— Start Listed records —
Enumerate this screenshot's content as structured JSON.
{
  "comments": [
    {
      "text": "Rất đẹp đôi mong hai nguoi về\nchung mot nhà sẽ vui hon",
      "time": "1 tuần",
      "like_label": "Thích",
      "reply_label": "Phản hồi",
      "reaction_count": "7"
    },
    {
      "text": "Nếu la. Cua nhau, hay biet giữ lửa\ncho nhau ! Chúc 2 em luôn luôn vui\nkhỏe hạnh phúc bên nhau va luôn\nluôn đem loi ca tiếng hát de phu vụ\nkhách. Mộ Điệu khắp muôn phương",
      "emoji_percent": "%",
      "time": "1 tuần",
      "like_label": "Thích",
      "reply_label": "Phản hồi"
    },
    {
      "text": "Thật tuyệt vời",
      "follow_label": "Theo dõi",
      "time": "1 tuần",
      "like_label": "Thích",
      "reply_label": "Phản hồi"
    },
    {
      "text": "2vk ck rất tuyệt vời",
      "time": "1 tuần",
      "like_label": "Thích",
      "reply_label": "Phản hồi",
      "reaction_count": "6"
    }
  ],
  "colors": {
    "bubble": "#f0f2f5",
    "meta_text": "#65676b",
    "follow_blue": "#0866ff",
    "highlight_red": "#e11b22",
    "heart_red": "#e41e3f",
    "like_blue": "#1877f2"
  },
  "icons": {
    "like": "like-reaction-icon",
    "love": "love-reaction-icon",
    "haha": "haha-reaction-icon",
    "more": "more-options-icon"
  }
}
— End Listed records —
● **Task goal**
Restate each of the entries above verbatim.

● **Exercise solution**
Enumerate this screenshot's content as structured JSON.
{
  "comments": [
    {
      "text": "Rất đẹp đôi mong hai nguoi về\nchung mot nhà sẽ vui hon",
      "time": "1 tuần",
      "like_label": "Thích",
      "reply_label": "Phản hồi",
      "reaction_count": "7"
    },
    {
      "text": "Nếu la. Cua nhau, hay biet giữ lửa\ncho nhau ! Chúc 2 em luôn luôn vui\nkhỏe hạnh phúc bên nhau va luôn\nluôn đem loi ca tiếng hát de phu vụ\nkhách. Mộ Điệu khắp muôn phương",
      "emoji_percent": "%",
      "time": "1 tuần",
      "like_label": "Thích",
      "reply_label": "Phản hồi"
    },
    {
      "text": "Thật tuyệt vời",
      "follow_label": "Theo dõi",
      "time": "1 tuần",
      "like_label": "Thích",
      "reply_label": "Phản hồi"
    },
    {
      "text": "2vk ck rất tuyệt vời",
      "time": "1 tuần",
      "like_label": "Thích",
      "reply_label": "Phản hồi",
      "reaction_count": "6"
    }
  ],
  "colors": {
    "bubble": "#f0f2f5",
    "meta_text": "#65676b",
    "follow_blue": "#0866ff",
    "highlight_red": "#e11b22",
    "heart_red": "#e41e3f",
    "like_blue": "#1877f2"
  },
  "icons": {
    "like": "like-reaction-icon",
    "love": "love-reaction-icon",
    "haha": "haha-reaction-icon",
    "more": "more-options-icon"
  }
}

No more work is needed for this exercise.